## Rows:
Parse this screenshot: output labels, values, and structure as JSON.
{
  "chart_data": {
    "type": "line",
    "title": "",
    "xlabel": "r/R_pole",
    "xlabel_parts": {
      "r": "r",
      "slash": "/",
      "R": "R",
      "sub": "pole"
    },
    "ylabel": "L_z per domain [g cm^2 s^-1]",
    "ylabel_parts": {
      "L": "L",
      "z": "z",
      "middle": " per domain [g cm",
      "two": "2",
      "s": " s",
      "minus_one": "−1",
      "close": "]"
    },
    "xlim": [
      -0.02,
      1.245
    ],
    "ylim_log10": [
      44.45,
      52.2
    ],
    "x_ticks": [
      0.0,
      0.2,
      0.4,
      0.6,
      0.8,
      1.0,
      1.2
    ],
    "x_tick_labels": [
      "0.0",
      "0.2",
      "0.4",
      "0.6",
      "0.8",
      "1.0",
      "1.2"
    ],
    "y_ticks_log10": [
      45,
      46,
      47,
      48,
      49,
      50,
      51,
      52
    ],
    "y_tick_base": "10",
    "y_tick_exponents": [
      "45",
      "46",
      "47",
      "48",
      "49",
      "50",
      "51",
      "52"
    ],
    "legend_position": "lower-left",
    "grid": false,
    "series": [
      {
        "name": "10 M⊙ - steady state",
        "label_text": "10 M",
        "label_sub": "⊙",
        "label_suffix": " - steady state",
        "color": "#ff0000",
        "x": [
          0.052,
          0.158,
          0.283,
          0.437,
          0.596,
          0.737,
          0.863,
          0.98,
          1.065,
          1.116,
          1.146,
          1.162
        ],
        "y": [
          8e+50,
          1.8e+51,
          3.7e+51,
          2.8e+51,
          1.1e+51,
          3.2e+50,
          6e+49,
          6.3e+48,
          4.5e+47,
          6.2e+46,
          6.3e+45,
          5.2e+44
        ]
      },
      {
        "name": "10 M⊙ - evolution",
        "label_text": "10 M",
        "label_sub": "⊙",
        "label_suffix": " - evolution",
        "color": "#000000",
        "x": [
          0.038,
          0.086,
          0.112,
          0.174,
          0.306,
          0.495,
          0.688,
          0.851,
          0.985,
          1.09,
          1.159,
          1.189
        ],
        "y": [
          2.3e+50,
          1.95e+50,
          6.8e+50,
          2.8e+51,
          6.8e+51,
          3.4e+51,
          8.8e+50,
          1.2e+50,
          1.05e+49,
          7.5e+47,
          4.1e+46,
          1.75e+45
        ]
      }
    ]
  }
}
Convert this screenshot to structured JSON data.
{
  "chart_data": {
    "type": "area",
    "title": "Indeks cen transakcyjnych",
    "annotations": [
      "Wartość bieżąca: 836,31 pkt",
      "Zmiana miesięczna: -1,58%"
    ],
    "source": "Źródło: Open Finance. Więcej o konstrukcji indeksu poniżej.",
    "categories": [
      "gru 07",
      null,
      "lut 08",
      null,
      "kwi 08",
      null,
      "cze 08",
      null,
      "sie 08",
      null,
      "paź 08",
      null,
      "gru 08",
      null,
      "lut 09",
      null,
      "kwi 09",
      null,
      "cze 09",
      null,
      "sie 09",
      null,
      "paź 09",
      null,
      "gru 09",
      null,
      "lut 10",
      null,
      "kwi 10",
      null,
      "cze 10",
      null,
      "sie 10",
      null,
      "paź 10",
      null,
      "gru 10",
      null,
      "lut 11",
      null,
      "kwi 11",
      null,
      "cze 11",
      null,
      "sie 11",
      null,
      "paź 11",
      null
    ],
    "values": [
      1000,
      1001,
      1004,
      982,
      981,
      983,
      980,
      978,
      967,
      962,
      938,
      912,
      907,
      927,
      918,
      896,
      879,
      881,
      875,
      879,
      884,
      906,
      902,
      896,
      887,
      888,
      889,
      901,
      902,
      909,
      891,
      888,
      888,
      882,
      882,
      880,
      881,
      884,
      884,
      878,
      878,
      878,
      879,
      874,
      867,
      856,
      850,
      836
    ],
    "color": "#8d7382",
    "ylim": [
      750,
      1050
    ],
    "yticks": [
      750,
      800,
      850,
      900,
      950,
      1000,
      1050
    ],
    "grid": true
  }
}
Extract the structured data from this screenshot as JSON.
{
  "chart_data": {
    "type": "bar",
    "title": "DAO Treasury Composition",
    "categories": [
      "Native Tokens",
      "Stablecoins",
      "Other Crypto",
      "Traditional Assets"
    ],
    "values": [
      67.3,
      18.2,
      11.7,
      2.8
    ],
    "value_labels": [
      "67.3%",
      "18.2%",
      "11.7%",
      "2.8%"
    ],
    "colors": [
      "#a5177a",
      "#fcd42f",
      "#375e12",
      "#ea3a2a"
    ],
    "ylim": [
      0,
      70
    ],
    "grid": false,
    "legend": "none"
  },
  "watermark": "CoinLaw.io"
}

## Exercise instructions:
Extract the whole listing, character for character.

## Worked answer:
Parse this screenshot: output labels, values, and structure as JSON.
{
  "chart_data": {
    "type": "line",
    "title": "",
    "xlabel": "r/R_pole",
    "xlabel_parts": {
      "r": "r",
      "slash": "/",
      "R": "R",
      "sub": "pole"
    },
    "ylabel": "L_z per domain [g cm^2 s^-1]",
    "ylabel_parts": {
      "L": "L",
      "z": "z",
      "middle": " per domain [g cm",
      "two": "2",
      "s": " s",
      "minus_one": "−1",
      "close": "]"
    },
    "xlim": [
      -0.02,
      1.245
    ],
    "ylim_log10": [
      44.45,
      52.2
    ],
    "x_ticks": [
      0.0,
      0.2,
      0.4,
      0.6,
      0.8,
      1.0,
      1.2
    ],
    "x_tick_labels": [
      "0.0",
      "0.2",
      "0.4",
      "0.6",
      "0.8",
      "1.0",
      "1.2"
    ],
    "y_ticks_log10": [
      45,
      46,
      47,
      48,
      49,
      50,
      51,
      52
    ],
    "y_tick_base": "10",
    "y_tick_exponents": [
      "45",
      "46",
      "47",
      "48",
      "49",
      "50",
      "51",
      "52"
    ],
    "legend_position": "lower-left",
    "grid": false,
    "series": [
      {
        "name": "10 M⊙ - steady state",
        "label_text": "10 M",
        "label_sub": "⊙",
        "label_suffix": " - steady state",
        "color": "#ff0000",
        "x": [
          0.052,
          0.158,
          0.283,
          0.437,
          0.596,
          0.737,
          0.863,
          0.98,
          1.065,
          1.116,
          1.146,
          1.162
        ],
        "y": [
          8e+50,
          1.8e+51,
          3.7e+51,
          2.8e+51,
          1.1e+51,
          3.2e+50,
          6e+49,
          6.3e+48,
          4.5e+47,
          6.2e+46,
          6.3e+45,
          5.2e+44
        ]
      },
      {
        "name": "10 M⊙ - evolution",
        "label_text": "10 M",
        "label_sub": "⊙",
        "label_suffix": " - evolution",
        "color": "#000000",
        "x": [
          0.038,
          0.086,
          0.112,
          0.174,
          0.306,
          0.495,
          0.688,
          0.851,
          0.985,
          1.09,
          1.159,
          1.189
        ],
        "y": [
          2.3e+50,
          1.95e+50,
          6.8e+50,
          2.8e+51,
          6.8e+51,
          3.4e+51,
          8.8e+50,
          1.2e+50,
          1.05e+49,
          7.5e+47,
          4.1e+46,
          1.75e+45
        ]
      }
    ]
  }
}
Convert this screenshot to structured JSON data.
{
  "chart_data": {
    "type": "area",
    "title": "Indeks cen transakcyjnych",
    "annotations": [
      "Wartość bieżąca: 836,31 pkt",
      "Zmiana miesięczna: -1,58%"
    ],
    "source": "Źródło: Open Finance. Więcej o konstrukcji indeksu poniżej.",
    "categories": [
      "gru 07",
      null,
      "lut 08",
      null,
      "kwi 08",
      null,
      "cze 08",
      null,
      "sie 08",
      null,
      "paź 08",
      null,
      "gru 08",
      null,
      "lut 09",
      null,
      "kwi 09",
      null,
      "cze 09",
      null,
      "sie 09",
      null,
      "paź 09",
      null,
      "gru 09",
      null,
      "lut 10",
      null,
      "kwi 10",
      null,
      "cze 10",
      null,
      "sie 10",
      null,
      "paź 10",
      null,
      "gru 10",
      null,
      "lut 11",
      null,
      "kwi 11",
      null,
      "cze 11",
      null,
      "sie 11",
      null,
      "paź 11",
      null
    ],
    "values": [
      1000,
      1001,
      1004,
      982,
      981,
      983,
      980,
      978,
      967,
      962,
      938,
      912,
      907,
      927,
      918,
      896,
      879,
      881,
      875,
      879,
      884,
      906,
      902,
      896,
      887,
      888,
      889,
      901,
      902,
      909,
      891,
      888,
      888,
      882,
      882,
      880,
      881,
      884,
      884,
      878,
      878,
      878,
      879,
      874,
      867,
      856,
      850,
      836
    ],
    "color": "#8d7382",
    "ylim": [
      750,
      1050
    ],
    "yticks": [
      750,
      800,
      850,
      900,
      950,
      1000,
      1050
    ],
    "grid": true
  }
}
Extract the structured data from this screenshot as JSON.
{
  "chart_data": {
    "type": "bar",
    "title": "DAO Treasury Composition",
    "categories": [
      "Native Tokens",
      "Stablecoins",
      "Other Crypto",
      "Traditional Assets"
    ],
    "values": [
      67.3,
      18.2,
      11.7,
      2.8
    ],
    "value_labels": [
      "67.3%",
      "18.2%",
      "11.7%",
      "2.8%"
    ],
    "colors": [
      "#a5177a",
      "#fcd42f",
      "#375e12",
      "#ea3a2a"
    ],
    "ylim": [
      0,
      70
    ],
    "grid": false,
    "legend": "none"
  },
  "watermark": "CoinLaw.io"
}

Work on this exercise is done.